EXERCISE AIM: Please print the full listing exactly.

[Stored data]
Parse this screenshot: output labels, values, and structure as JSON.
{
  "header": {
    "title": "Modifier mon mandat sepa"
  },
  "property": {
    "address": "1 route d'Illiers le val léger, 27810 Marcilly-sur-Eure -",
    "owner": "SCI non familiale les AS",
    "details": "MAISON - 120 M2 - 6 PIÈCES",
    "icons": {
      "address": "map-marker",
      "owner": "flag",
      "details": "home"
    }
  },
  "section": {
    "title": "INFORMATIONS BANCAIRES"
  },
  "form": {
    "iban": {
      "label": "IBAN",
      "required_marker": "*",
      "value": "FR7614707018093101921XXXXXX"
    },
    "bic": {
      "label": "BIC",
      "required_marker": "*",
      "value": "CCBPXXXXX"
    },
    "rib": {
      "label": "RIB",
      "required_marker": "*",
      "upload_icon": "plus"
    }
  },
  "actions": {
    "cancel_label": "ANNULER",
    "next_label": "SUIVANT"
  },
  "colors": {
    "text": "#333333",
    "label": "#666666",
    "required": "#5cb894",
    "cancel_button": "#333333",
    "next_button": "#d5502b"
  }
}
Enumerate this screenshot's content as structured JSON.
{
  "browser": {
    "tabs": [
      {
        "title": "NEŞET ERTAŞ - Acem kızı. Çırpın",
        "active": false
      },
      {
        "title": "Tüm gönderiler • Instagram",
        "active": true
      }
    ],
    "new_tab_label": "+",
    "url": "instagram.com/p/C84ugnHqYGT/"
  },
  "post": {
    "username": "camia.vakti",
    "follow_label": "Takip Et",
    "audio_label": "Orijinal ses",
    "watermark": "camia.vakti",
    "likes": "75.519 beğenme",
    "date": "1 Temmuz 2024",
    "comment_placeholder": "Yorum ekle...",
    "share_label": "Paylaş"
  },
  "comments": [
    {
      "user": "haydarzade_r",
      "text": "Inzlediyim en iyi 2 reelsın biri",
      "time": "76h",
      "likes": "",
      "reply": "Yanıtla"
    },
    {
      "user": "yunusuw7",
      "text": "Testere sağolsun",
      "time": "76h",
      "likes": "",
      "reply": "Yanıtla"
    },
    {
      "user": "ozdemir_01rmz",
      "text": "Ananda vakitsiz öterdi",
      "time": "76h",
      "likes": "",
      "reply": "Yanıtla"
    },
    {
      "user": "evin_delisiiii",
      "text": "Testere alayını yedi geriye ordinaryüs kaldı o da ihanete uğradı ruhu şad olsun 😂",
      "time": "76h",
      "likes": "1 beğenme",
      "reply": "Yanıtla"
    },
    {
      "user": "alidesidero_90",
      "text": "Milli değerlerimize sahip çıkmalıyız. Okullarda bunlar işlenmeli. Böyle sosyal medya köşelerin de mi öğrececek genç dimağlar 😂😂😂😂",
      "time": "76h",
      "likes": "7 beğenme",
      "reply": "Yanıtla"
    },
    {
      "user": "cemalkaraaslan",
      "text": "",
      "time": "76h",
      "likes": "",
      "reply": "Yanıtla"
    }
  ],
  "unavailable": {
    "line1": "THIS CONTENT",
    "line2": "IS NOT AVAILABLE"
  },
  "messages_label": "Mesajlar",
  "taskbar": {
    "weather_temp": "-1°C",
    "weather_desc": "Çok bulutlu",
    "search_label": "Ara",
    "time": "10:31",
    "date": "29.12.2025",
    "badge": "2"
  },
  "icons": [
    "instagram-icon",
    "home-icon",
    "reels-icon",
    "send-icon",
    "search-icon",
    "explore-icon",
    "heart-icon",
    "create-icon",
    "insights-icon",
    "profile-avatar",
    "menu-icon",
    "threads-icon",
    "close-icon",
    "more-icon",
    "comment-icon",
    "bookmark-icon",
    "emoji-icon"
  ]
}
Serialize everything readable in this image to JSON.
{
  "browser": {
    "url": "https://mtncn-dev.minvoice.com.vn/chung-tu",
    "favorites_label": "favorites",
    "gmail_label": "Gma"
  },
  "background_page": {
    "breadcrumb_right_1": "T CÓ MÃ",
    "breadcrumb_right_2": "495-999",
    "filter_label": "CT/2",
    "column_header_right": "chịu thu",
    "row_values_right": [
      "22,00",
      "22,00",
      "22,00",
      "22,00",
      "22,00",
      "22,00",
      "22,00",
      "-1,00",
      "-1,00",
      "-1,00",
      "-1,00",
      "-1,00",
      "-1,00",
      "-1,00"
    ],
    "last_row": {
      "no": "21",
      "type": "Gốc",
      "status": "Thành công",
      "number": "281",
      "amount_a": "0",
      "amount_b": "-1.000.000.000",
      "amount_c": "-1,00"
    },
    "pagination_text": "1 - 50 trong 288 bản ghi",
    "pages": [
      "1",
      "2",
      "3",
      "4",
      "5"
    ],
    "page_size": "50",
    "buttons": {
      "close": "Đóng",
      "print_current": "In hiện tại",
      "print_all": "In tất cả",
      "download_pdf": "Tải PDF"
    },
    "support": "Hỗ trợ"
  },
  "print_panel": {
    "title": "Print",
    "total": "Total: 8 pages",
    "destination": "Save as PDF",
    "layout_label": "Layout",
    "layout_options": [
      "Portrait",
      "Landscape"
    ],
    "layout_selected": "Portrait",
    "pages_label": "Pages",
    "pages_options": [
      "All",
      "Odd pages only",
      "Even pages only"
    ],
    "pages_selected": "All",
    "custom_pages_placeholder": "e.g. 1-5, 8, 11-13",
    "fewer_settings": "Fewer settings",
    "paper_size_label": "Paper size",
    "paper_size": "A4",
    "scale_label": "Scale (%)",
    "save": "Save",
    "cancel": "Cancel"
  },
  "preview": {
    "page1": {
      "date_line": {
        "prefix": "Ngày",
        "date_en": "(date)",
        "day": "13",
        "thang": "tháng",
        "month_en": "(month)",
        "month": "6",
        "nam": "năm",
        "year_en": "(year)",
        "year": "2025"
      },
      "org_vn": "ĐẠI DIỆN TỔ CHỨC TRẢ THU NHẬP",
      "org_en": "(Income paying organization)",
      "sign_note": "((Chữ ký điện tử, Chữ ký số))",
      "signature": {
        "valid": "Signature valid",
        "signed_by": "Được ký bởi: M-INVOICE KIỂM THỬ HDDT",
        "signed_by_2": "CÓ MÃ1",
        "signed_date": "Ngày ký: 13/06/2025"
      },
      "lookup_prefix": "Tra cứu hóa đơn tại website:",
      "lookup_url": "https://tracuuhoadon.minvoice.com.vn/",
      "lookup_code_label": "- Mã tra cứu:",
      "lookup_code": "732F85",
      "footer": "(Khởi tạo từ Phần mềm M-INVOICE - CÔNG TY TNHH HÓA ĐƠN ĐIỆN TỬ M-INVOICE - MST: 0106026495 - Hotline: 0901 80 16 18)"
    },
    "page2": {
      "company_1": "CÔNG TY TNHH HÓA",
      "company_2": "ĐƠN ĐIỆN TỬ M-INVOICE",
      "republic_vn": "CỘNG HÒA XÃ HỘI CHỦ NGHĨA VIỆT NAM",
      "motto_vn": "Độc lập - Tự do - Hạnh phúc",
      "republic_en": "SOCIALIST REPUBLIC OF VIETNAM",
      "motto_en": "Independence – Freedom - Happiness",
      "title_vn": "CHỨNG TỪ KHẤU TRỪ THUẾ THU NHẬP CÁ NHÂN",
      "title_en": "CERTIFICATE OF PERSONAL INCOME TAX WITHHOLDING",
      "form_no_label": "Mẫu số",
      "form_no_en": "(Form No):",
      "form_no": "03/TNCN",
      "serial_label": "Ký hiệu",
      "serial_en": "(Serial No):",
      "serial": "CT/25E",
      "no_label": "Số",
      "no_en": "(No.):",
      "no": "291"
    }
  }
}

RESULT BELOW:
Parse this screenshot: output labels, values, and structure as JSON.
{
  "header": {
    "title": "Modifier mon mandat sepa"
  },
  "property": {
    "address": "1 route d'Illiers le val léger, 27810 Marcilly-sur-Eure -",
    "owner": "SCI non familiale les AS",
    "details": "MAISON - 120 M2 - 6 PIÈCES",
    "icons": {
      "address": "map-marker",
      "owner": "flag",
      "details": "home"
    }
  },
  "section": {
    "title": "INFORMATIONS BANCAIRES"
  },
  "form": {
    "iban": {
      "label": "IBAN",
      "required_marker": "*",
      "value": "FR7614707018093101921XXXXXX"
    },
    "bic": {
      "label": "BIC",
      "required_marker": "*",
      "value": "CCBPXXXXX"
    },
    "rib": {
      "label": "RIB",
      "required_marker": "*",
      "upload_icon": "plus"
    }
  },
  "actions": {
    "cancel_label": "ANNULER",
    "next_label": "SUIVANT"
  },
  "colors": {
    "text": "#333333",
    "label": "#666666",
    "required": "#5cb894",
    "cancel_button": "#333333",
    "next_button": "#d5502b"
  }
}
Enumerate this screenshot's content as structured JSON.
{
  "browser": {
    "tabs": [
      {
        "title": "NEŞET ERTAŞ - Acem kızı. Çırpın",
        "active": false
      },
      {
        "title": "Tüm gönderiler • Instagram",
        "active": true
      }
    ],
    "new_tab_label": "+",
    "url": "instagram.com/p/C84ugnHqYGT/"
  },
  "post": {
    "username": "camia.vakti",
    "follow_label": "Takip Et",
    "audio_label": "Orijinal ses",
    "watermark": "camia.vakti",
    "likes": "75.519 beğenme",
    "date": "1 Temmuz 2024",
    "comment_placeholder": "Yorum ekle...",
    "share_label": "Paylaş"
  },
  "comments": [
    {
      "user": "haydarzade_r",
      "text": "Inzlediyim en iyi 2 reelsın biri",
      "time": "76h",
      "likes": "",
      "reply": "Yanıtla"
    },
    {
      "user": "yunusuw7",
      "text": "Testere sağolsun",
      "time": "76h",
      "likes": "",
      "reply": "Yanıtla"
    },
    {
      "user": "ozdemir_01rmz",
      "text": "Ananda vakitsiz öterdi",
      "time": "76h",
      "likes": "",
      "reply": "Yanıtla"
    },
    {
      "user": "evin_delisiiii",
      "text": "Testere alayını yedi geriye ordinaryüs kaldı o da ihanete uğradı ruhu şad olsun 😂",
      "time": "76h",
      "likes": "1 beğenme",
      "reply": "Yanıtla"
    },
    {
      "user": "alidesidero_90",
      "text": "Milli değerlerimize sahip çıkmalıyız. Okullarda bunlar işlenmeli. Böyle sosyal medya köşelerin de mi öğrececek genç dimağlar 😂😂😂😂",
      "time": "76h",
      "likes": "7 beğenme",
      "reply": "Yanıtla"
    },
    {
      "user": "cemalkaraaslan",
      "text": "",
      "time": "76h",
      "likes": "",
      "reply": "Yanıtla"
    }
  ],
  "unavailable": {
    "line1": "THIS CONTENT",
    "line2": "IS NOT AVAILABLE"
  },
  "messages_label": "Mesajlar",
  "taskbar": {
    "weather_temp": "-1°C",
    "weather_desc": "Çok bulutlu",
    "search_label": "Ara",
    "time": "10:31",
    "date": "29.12.2025",
    "badge": "2"
  },
  "icons": [
    "instagram-icon",
    "home-icon",
    "reels-icon",
    "send-icon",
    "search-icon",
    "explore-icon",
    "heart-icon",
    "create-icon",
    "insights-icon",
    "profile-avatar",
    "menu-icon",
    "threads-icon",
    "close-icon",
    "more-icon",
    "comment-icon",
    "bookmark-icon",
    "emoji-icon"
  ]
}
Serialize everything readable in this image to JSON.
{
  "browser": {
    "url": "https://mtncn-dev.minvoice.com.vn/chung-tu",
    "favorites_label": "favorites",
    "gmail_label": "Gma"
  },
  "background_page": {
    "breadcrumb_right_1": "T CÓ MÃ",
    "breadcrumb_right_2": "495-999",
    "filter_label": "CT/2",
    "column_header_right": "chịu thu",
    "row_values_right": [
      "22,00",
      "22,00",
      "22,00",
      "22,00",
      "22,00",
      "22,00",
      "22,00",
      "-1,00",
      "-1,00",
      "-1,00",
      "-1,00",
      "-1,00",
      "-1,00",
      "-1,00"
    ],
    "last_row": {
      "no": "21",
      "type": "Gốc",
      "status": "Thành công",
      "number": "281",
      "amount_a": "0",
      "amount_b": "-1.000.000.000",
      "amount_c": "-1,00"
    },
    "pagination_text": "1 - 50 trong 288 bản ghi",
    "pages": [
      "1",
      "2",
      "3",
      "4",
      "5"
    ],
    "page_size": "50",
    "buttons": {
      "close": "Đóng",
      "print_current": "In hiện tại",
      "print_all": "In tất cả",
      "download_pdf": "Tải PDF"
    },
    "support": "Hỗ trợ"
  },
  "print_panel": {
    "title": "Print",
    "total": "Total: 8 pages",
    "destination": "Save as PDF",
    "layout_label": "Layout",
    "layout_options": [
      "Portrait",
      "Landscape"
    ],
    "layout_selected": "Portrait",
    "pages_label": "Pages",
    "pages_options": [
      "All",
      "Odd pages only",
      "Even pages only"
    ],
    "pages_selected": "All",
    "custom_pages_placeholder": "e.g. 1-5, 8, 11-13",
    "fewer_settings": "Fewer settings",
    "paper_size_label": "Paper size",
    "paper_size": "A4",
    "scale_label": "Scale (%)",
    "save": "Save",
    "cancel": "Cancel"
  },
  "preview": {
    "page1": {
      "date_line": {
        "prefix": "Ngày",
        "date_en": "(date)",
        "day": "13",
        "thang": "tháng",
        "month_en": "(month)",
        "month": "6",
        "nam": "năm",
        "year_en": "(year)",
        "year": "2025"
      },
      "org_vn": "ĐẠI DIỆN TỔ CHỨC TRẢ THU NHẬP",
      "org_en": "(Income paying organization)",
      "sign_note": "((Chữ ký điện tử, Chữ ký số))",
      "signature": {
        "valid": "Signature valid",
        "signed_by": "Được ký bởi: M-INVOICE KIỂM THỬ HDDT",
        "signed_by_2": "CÓ MÃ1",
        "signed_date": "Ngày ký: 13/06/2025"
      },
      "lookup_prefix": "Tra cứu hóa đơn tại website:",
      "lookup_url": "https://tracuuhoadon.minvoice.com.vn/",
      "lookup_code_label": "- Mã tra cứu:",
      "lookup_code": "732F85",
      "footer": "(Khởi tạo từ Phần mềm M-INVOICE - CÔNG TY TNHH HÓA ĐƠN ĐIỆN TỬ M-INVOICE - MST: 0106026495 - Hotline: 0901 80 16 18)"
    },
    "page2": {
      "company_1": "CÔNG TY TNHH HÓA",
      "company_2": "ĐƠN ĐIỆN TỬ M-INVOICE",
      "republic_vn": "CỘNG HÒA XÃ HỘI CHỦ NGHĨA VIỆT NAM",
      "motto_vn": "Độc lập - Tự do - Hạnh phúc",
      "republic_en": "SOCIALIST REPUBLIC OF VIETNAM",
      "motto_en": "Independence – Freedom - Happiness",
      "title_vn": "CHỨNG TỪ KHẤU TRỪ THUẾ THU NHẬP CÁ NHÂN",
      "title_en": "CERTIFICATE OF PERSONAL INCOME TAX WITHHOLDING",
      "form_no_label": "Mẫu số",
      "form_no_en": "(Form No):",
      "form_no": "03/TNCN",
      "serial_label": "Ký hiệu",
      "serial_en": "(Serial No):",
      "serial": "CT/25E",
      "no_label": "Số",
      "no_en": "(No.):",
      "no": "291"
    }
  }
}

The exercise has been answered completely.